§ What needs to be done
Check each line of the material below for "name", then copy the ones that contain it.

• • • • •

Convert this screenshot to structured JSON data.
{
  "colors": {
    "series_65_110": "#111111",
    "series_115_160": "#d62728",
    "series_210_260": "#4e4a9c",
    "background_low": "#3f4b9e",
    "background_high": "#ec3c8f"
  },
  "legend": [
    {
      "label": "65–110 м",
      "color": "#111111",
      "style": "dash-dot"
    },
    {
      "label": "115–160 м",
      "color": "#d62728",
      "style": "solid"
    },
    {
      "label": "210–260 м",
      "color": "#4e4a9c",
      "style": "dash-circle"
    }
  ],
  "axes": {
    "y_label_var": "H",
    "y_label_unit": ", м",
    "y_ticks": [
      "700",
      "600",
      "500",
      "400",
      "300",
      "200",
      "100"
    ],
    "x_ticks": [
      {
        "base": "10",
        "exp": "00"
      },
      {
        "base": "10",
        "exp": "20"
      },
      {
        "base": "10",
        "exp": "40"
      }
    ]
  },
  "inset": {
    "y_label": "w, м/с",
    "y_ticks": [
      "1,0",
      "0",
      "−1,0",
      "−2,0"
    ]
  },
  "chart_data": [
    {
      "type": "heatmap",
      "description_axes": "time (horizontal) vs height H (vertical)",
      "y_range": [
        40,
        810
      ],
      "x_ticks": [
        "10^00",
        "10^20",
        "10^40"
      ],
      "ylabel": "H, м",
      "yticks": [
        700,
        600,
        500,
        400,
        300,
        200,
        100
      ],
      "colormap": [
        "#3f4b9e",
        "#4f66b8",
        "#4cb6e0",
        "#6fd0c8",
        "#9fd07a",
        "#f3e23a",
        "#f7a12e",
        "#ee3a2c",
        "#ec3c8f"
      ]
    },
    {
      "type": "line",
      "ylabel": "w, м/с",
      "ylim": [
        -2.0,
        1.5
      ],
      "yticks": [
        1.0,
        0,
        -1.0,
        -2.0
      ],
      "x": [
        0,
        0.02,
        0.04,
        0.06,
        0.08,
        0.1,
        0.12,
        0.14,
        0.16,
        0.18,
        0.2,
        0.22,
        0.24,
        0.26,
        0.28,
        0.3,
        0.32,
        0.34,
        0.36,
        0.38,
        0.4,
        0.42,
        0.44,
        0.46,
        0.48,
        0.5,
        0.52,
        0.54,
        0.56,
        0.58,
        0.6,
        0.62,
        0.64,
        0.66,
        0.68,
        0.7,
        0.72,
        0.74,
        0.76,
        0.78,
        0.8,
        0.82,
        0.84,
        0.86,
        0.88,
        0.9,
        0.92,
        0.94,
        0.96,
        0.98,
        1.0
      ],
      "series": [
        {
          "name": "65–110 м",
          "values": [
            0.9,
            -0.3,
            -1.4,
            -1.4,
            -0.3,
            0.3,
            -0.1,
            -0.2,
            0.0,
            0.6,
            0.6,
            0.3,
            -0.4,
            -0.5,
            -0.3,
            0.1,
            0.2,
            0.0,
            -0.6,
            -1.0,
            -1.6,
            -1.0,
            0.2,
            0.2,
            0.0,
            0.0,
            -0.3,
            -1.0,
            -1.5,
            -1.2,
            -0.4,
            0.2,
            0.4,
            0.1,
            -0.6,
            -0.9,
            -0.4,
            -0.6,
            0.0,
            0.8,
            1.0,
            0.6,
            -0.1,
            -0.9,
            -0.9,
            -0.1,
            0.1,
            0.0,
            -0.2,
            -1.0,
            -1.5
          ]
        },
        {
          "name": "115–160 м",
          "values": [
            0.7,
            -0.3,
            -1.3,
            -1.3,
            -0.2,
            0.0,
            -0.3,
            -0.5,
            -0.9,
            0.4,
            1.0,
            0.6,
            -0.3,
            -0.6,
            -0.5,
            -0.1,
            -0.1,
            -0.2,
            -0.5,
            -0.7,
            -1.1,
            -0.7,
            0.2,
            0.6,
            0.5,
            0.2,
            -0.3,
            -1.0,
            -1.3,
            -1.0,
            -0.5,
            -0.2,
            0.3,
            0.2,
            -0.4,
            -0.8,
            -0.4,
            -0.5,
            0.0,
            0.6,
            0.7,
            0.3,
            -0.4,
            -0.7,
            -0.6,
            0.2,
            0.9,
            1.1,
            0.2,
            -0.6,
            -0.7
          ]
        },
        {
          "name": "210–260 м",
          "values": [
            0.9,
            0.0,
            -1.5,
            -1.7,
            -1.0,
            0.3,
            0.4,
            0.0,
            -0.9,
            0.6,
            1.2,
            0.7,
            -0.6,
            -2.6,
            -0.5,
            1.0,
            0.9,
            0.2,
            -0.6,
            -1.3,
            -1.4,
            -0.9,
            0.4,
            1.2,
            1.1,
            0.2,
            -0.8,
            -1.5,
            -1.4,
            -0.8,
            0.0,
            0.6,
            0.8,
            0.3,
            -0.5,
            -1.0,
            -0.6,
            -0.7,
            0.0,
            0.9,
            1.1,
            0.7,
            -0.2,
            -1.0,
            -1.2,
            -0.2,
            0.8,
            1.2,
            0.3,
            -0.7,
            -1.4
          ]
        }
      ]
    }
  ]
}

• • • • •

§ Solution to this problem
          "name": "65–110 м",
          "name": "115–160 м",
          "name": "210–260 м",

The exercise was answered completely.